Print the listing below verbatim, line by line, without the picture.

<<<<

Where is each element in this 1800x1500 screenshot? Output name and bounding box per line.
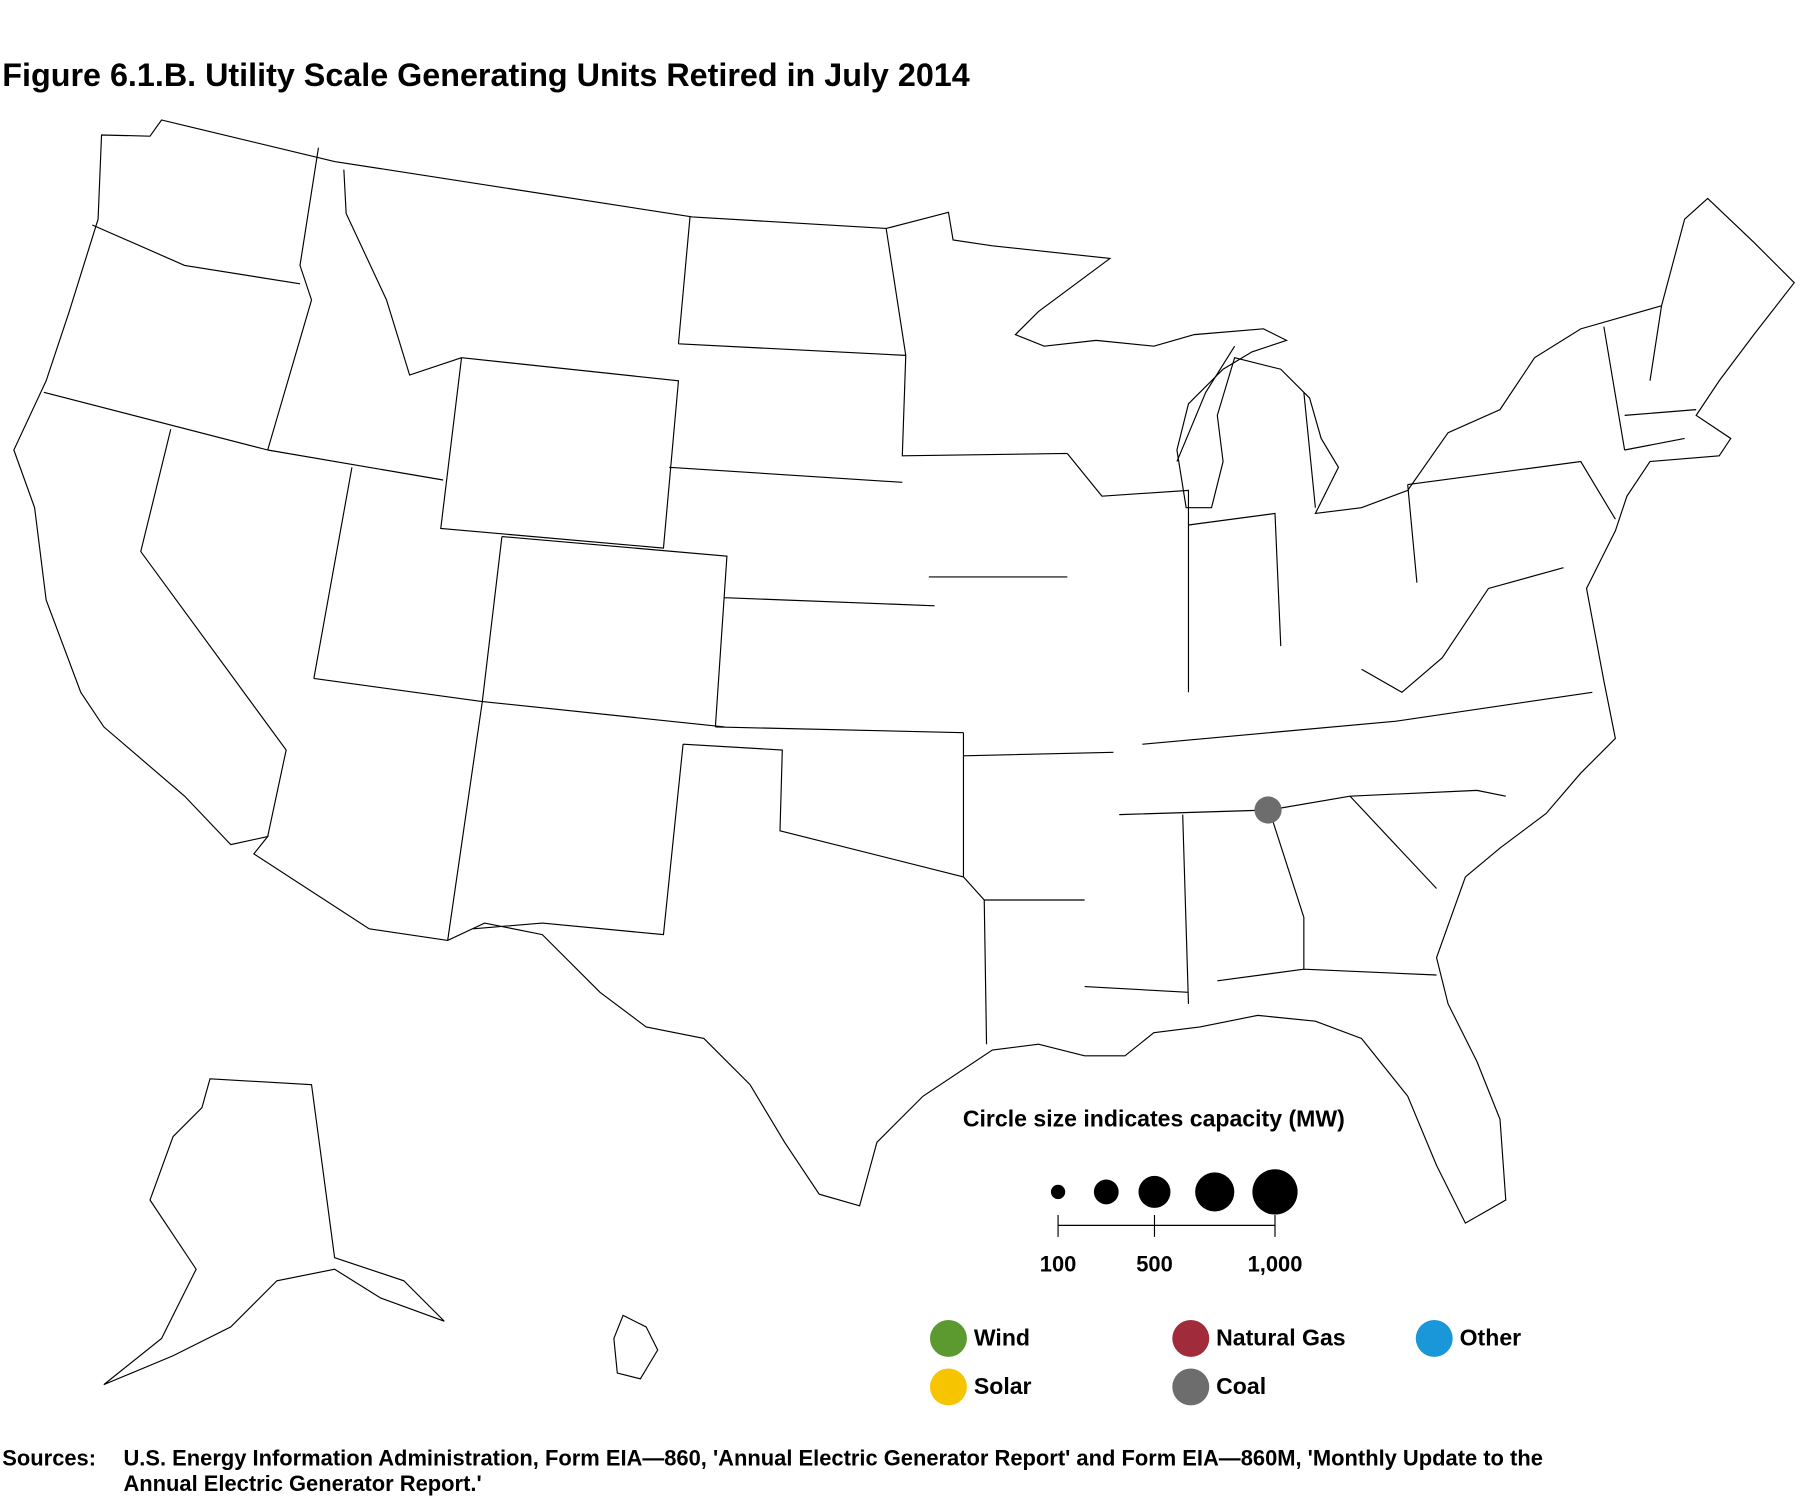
hawaii-island bbox=[523, 1239, 543, 1254]
size-legend-circle bbox=[1138, 1175, 1171, 1208]
size-legend-circle bbox=[1195, 1172, 1235, 1212]
sources-label: Sources: bbox=[2, 1445, 96, 1470]
legend-label: Coal bbox=[1216, 1373, 1266, 1399]
alaska-outline bbox=[103, 1078, 445, 1386]
hawaii-island bbox=[613, 1314, 659, 1380]
legend-label: Solar bbox=[974, 1373, 1032, 1399]
legend-swatch bbox=[1172, 1368, 1210, 1406]
size-legend-circle bbox=[1093, 1179, 1119, 1205]
size-legend-title: Circle size indicates capacity (MW) bbox=[963, 1105, 1345, 1131]
size-legend-circle bbox=[1050, 1184, 1066, 1200]
legend-swatch bbox=[1172, 1320, 1210, 1357]
lower-48-outline bbox=[13, 119, 1795, 1224]
legend-swatch bbox=[930, 1368, 967, 1406]
legend-label: Natural Gas bbox=[1216, 1325, 1345, 1351]
sources-text: U.S. Energy Information Administration, … bbox=[123, 1445, 1542, 1470]
us-map bbox=[13, 119, 1795, 1386]
hawaii-island bbox=[586, 1273, 607, 1288]
plant-point bbox=[1254, 796, 1282, 824]
sources-text: Annual Electric Generator Report.' bbox=[123, 1471, 481, 1496]
hawaii-island bbox=[461, 1208, 480, 1222]
chart-title: Figure 6.1.B. Utility Scale Generating U… bbox=[2, 57, 969, 93]
size-legend-tick-label: 1,000 bbox=[1248, 1252, 1303, 1277]
legend-label: Wind bbox=[974, 1325, 1030, 1351]
size-legend-circle bbox=[1252, 1169, 1298, 1215]
legend-label: Other bbox=[1460, 1325, 1522, 1351]
state-borders bbox=[43, 147, 1697, 1045]
legend-swatch bbox=[1415, 1320, 1453, 1357]
size-legend-tick-label: 500 bbox=[1136, 1252, 1173, 1277]
size-legend-tick-label: 100 bbox=[1040, 1252, 1077, 1277]
legend-swatch bbox=[930, 1320, 967, 1357]
hawaii-island bbox=[561, 1264, 579, 1274]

>>>>

_Output for this task:_
Where is each element in this 1800x1500 screenshot? Output name and bounding box per line.
hawaii-island bbox=[523, 1239, 543, 1254]
size-legend-circle bbox=[1138, 1175, 1171, 1208]
size-legend-circle bbox=[1195, 1172, 1235, 1212]
sources-label: Sources: bbox=[2, 1445, 96, 1470]
legend-label: Coal bbox=[1216, 1373, 1266, 1399]
alaska-outline bbox=[103, 1078, 445, 1386]
hawaii-island bbox=[613, 1314, 659, 1380]
legend-label: Solar bbox=[974, 1373, 1032, 1399]
legend-swatch bbox=[1172, 1368, 1210, 1406]
size-legend-circle bbox=[1093, 1179, 1119, 1205]
size-legend-title: Circle size indicates capacity (MW) bbox=[963, 1105, 1345, 1131]
size-legend-circle bbox=[1050, 1184, 1066, 1200]
legend-swatch bbox=[1172, 1320, 1210, 1357]
lower-48-outline bbox=[13, 119, 1795, 1224]
legend-swatch bbox=[930, 1368, 967, 1406]
legend-label: Natural Gas bbox=[1216, 1325, 1345, 1351]
sources-text: U.S. Energy Information Administration, … bbox=[123, 1445, 1542, 1470]
us-map bbox=[13, 119, 1795, 1386]
hawaii-island bbox=[586, 1273, 607, 1288]
plant-point bbox=[1254, 796, 1282, 824]
sources-text: Annual Electric Generator Report.' bbox=[123, 1471, 481, 1496]
hawaii-island bbox=[461, 1208, 480, 1222]
chart-title: Figure 6.1.B. Utility Scale Generating U… bbox=[2, 57, 969, 93]
size-legend-tick-label: 1,000 bbox=[1248, 1252, 1303, 1277]
legend-label: Wind bbox=[974, 1325, 1030, 1351]
size-legend-circle bbox=[1252, 1169, 1298, 1215]
legend-label: Other bbox=[1460, 1325, 1522, 1351]
state-borders bbox=[43, 147, 1697, 1045]
legend-swatch bbox=[1415, 1320, 1453, 1357]
size-legend-tick-label: 500 bbox=[1136, 1252, 1173, 1277]
size-legend-tick-label: 100 bbox=[1040, 1252, 1077, 1277]
legend-swatch bbox=[930, 1320, 967, 1357]
hawaii-island bbox=[561, 1264, 579, 1274]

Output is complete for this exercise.